### MATERIAL FOR THIS EXERCISE
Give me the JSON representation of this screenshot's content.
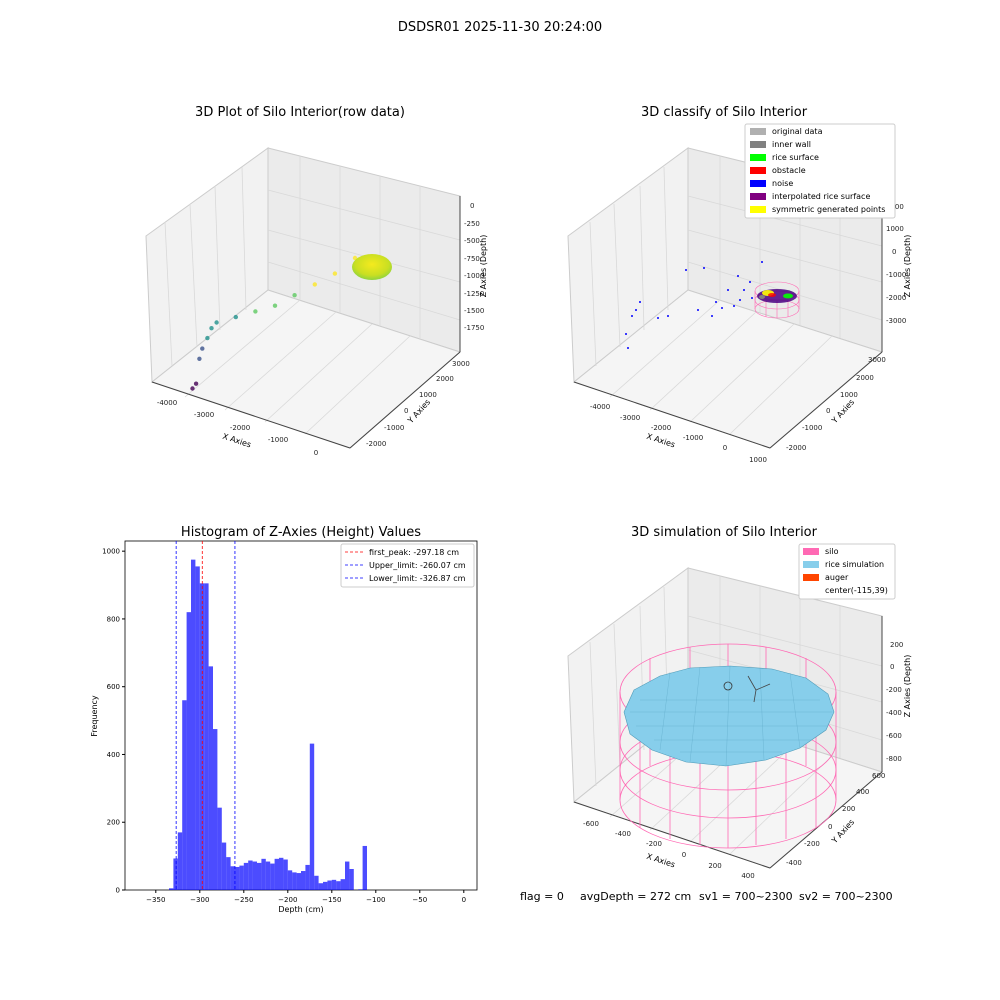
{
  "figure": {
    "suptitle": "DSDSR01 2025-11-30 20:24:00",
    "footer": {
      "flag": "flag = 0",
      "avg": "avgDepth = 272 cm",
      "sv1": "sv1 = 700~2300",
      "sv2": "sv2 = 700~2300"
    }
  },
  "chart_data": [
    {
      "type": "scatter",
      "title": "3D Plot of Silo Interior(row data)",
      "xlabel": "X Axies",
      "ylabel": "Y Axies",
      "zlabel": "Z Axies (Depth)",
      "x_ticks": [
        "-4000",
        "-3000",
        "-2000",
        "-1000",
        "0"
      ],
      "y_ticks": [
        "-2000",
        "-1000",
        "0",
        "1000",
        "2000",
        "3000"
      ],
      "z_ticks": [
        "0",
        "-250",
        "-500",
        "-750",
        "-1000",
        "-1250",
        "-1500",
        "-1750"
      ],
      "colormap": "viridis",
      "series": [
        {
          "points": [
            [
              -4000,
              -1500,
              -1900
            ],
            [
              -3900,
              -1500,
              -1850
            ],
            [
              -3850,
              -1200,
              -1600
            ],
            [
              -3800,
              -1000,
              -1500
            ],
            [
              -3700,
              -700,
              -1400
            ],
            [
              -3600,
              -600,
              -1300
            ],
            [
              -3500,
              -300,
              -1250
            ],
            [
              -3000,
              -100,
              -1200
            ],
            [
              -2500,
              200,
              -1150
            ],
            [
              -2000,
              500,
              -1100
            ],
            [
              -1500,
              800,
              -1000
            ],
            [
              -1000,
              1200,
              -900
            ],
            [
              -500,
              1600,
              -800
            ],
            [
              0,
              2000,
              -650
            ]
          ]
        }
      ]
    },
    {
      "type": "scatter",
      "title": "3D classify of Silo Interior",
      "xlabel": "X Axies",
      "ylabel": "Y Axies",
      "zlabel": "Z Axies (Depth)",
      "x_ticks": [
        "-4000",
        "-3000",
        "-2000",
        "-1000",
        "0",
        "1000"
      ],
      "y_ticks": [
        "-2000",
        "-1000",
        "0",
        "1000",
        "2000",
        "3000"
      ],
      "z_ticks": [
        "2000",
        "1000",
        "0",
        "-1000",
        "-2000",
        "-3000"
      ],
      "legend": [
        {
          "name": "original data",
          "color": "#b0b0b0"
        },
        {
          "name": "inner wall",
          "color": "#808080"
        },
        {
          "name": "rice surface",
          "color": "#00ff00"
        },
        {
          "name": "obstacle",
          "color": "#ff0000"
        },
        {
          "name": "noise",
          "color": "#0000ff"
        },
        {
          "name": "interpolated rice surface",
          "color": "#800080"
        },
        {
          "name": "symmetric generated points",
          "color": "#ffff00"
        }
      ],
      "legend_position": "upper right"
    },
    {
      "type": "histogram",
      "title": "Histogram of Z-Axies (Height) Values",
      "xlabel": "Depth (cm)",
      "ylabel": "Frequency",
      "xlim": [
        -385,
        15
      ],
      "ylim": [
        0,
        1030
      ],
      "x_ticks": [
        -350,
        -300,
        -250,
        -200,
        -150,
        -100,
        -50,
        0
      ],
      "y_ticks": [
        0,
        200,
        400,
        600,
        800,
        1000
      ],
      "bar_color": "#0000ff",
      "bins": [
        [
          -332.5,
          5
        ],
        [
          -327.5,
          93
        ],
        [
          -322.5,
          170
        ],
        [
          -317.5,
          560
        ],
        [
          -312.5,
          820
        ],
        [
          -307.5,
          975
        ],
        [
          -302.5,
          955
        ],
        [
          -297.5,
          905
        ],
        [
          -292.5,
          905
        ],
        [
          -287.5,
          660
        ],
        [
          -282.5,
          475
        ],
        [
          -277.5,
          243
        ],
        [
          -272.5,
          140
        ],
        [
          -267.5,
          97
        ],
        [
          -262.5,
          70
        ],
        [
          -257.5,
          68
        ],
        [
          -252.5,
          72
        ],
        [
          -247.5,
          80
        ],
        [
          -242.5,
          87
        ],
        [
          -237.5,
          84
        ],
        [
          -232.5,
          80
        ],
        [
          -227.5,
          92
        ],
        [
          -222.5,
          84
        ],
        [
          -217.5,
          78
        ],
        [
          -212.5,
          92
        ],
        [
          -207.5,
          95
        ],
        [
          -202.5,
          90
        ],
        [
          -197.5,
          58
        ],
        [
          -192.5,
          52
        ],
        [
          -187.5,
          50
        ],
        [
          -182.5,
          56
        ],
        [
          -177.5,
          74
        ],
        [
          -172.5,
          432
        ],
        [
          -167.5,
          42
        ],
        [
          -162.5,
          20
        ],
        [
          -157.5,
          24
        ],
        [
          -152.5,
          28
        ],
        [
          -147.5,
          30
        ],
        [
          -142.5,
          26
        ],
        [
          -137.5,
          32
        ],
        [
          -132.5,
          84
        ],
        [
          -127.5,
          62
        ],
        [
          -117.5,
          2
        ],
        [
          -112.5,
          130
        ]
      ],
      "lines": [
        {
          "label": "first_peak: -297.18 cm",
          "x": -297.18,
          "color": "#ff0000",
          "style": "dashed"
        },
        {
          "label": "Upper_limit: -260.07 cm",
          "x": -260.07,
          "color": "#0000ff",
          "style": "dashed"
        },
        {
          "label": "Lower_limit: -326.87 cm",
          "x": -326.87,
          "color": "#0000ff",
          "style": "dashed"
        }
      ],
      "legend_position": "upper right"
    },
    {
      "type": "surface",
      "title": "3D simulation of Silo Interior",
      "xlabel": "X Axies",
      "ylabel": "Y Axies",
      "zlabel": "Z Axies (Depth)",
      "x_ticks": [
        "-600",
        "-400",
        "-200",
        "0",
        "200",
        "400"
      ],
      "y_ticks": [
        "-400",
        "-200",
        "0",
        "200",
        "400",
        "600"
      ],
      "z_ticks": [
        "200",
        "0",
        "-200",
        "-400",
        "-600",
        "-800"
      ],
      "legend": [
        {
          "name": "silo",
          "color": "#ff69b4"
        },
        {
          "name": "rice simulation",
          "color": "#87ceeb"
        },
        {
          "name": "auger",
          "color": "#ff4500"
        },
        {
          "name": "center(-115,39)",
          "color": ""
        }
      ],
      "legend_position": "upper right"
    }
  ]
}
######
• [WHAT TO DO] Write out every line of the entries that holds the word "simulation".

• [FINAL RESULT]
      "title": "3D simulation of Silo Interior",
          "name": "rice simulation",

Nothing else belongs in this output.